Task to complete
Copy out every line of the records where the string "Path" occurs.

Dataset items

______

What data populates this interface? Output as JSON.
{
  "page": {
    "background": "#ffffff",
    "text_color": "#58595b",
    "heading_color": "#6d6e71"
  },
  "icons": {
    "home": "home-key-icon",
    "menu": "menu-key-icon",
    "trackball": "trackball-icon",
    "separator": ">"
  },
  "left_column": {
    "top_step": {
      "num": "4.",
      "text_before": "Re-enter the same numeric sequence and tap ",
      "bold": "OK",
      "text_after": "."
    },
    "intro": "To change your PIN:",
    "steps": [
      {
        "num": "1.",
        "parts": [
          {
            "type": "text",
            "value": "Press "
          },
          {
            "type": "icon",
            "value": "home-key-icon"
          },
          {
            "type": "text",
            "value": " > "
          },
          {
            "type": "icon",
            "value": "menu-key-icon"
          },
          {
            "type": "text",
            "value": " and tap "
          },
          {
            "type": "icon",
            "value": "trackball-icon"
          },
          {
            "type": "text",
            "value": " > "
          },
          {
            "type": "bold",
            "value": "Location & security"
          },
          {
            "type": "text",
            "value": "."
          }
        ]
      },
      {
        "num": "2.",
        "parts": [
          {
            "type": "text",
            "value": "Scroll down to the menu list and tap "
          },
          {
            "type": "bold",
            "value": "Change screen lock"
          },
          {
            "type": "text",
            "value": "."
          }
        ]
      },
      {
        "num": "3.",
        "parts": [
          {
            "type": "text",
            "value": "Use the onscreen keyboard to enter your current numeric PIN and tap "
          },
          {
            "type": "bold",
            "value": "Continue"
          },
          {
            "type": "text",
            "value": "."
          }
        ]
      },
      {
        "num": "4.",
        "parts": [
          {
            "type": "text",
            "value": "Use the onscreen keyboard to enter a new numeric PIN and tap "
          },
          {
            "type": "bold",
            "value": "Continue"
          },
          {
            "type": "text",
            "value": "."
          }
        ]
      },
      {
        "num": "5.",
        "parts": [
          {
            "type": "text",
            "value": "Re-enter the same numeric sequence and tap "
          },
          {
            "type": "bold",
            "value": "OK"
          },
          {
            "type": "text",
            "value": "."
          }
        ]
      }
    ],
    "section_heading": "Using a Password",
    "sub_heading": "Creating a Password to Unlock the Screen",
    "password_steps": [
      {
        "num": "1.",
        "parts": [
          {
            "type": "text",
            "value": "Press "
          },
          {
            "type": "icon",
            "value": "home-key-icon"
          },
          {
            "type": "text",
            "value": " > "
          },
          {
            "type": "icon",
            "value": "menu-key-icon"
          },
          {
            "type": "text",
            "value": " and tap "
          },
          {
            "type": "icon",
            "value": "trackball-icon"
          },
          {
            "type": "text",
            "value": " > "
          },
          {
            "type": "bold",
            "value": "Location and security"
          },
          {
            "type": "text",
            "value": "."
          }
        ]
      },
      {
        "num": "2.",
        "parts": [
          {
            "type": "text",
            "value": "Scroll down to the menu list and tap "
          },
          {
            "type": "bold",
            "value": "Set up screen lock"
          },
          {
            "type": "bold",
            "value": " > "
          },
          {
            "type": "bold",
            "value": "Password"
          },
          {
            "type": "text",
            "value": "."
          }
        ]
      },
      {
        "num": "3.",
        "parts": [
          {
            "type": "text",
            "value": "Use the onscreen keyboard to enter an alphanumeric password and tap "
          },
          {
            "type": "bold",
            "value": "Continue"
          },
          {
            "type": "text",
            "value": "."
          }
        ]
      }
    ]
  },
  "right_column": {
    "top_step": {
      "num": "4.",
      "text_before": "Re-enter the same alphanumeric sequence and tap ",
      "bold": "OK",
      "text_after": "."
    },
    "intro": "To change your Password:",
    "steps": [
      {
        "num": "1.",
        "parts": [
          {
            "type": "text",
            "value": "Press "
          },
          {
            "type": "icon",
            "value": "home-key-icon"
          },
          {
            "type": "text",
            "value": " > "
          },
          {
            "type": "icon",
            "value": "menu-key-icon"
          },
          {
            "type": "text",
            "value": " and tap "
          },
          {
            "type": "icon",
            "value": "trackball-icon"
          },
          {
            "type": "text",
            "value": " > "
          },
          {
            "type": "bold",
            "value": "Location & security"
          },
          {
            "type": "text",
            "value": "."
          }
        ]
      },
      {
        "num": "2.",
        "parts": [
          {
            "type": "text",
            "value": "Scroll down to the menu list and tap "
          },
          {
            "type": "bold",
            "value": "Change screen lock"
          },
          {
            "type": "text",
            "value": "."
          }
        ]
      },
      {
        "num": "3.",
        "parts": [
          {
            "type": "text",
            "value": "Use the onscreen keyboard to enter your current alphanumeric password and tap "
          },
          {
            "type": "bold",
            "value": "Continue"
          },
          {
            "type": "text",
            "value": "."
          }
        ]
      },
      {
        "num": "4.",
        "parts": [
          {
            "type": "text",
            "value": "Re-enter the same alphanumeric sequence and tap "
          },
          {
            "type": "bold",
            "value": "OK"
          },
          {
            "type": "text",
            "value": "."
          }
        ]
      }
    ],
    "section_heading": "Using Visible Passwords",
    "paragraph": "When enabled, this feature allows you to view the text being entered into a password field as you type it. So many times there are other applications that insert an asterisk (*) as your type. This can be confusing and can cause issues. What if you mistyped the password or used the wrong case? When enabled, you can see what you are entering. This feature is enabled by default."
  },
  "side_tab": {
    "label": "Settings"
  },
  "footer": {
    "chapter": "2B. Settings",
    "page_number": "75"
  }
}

______

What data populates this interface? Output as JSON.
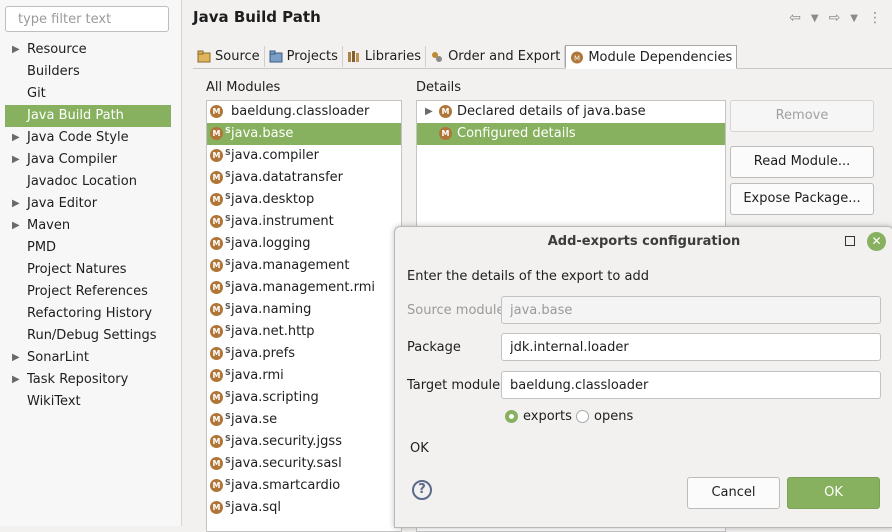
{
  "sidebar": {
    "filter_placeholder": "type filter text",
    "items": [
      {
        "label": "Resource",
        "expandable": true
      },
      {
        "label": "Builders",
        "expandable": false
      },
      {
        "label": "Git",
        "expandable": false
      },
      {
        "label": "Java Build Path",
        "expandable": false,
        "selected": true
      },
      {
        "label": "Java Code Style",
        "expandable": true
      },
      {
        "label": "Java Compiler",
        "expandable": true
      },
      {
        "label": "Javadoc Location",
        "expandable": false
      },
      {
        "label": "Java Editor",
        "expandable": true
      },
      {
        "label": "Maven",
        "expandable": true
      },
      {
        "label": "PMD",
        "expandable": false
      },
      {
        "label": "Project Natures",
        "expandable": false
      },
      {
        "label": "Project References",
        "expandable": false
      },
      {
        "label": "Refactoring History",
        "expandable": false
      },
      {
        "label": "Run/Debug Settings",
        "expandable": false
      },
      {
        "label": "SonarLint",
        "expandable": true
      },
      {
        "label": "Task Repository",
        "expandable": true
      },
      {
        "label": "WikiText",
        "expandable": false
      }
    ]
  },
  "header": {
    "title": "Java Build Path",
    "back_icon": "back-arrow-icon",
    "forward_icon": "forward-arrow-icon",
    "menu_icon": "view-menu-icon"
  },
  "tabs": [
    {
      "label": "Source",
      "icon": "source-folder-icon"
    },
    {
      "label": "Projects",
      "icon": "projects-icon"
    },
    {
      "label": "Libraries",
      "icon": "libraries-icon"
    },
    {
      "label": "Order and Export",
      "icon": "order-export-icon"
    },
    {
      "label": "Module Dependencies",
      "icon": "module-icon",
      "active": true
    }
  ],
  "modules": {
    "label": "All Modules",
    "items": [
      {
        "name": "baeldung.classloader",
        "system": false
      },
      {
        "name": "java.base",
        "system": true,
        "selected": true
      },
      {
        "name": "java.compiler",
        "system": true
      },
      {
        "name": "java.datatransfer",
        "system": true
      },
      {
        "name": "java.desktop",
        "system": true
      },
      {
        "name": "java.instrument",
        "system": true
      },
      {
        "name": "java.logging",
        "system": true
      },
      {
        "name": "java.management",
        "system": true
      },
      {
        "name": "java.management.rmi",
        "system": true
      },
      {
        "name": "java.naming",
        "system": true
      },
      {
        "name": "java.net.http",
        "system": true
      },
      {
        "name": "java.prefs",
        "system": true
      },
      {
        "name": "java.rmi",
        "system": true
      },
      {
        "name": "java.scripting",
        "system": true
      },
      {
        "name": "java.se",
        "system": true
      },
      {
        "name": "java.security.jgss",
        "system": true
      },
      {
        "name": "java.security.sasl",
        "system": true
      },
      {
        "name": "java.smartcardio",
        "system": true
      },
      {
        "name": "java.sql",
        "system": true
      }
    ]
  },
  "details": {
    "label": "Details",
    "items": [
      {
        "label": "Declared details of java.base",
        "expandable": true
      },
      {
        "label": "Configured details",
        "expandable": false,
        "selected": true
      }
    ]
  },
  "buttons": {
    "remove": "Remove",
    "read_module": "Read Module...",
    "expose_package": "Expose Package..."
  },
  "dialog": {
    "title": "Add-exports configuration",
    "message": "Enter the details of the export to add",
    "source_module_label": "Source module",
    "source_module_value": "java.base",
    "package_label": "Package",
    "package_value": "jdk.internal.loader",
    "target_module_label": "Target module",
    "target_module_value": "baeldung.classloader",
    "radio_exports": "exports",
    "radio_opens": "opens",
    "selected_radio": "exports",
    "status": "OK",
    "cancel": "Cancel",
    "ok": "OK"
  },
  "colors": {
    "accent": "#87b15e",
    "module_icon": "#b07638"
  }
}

______

Full response
        "label": "Java Build Path",
    "title": "Java Build Path",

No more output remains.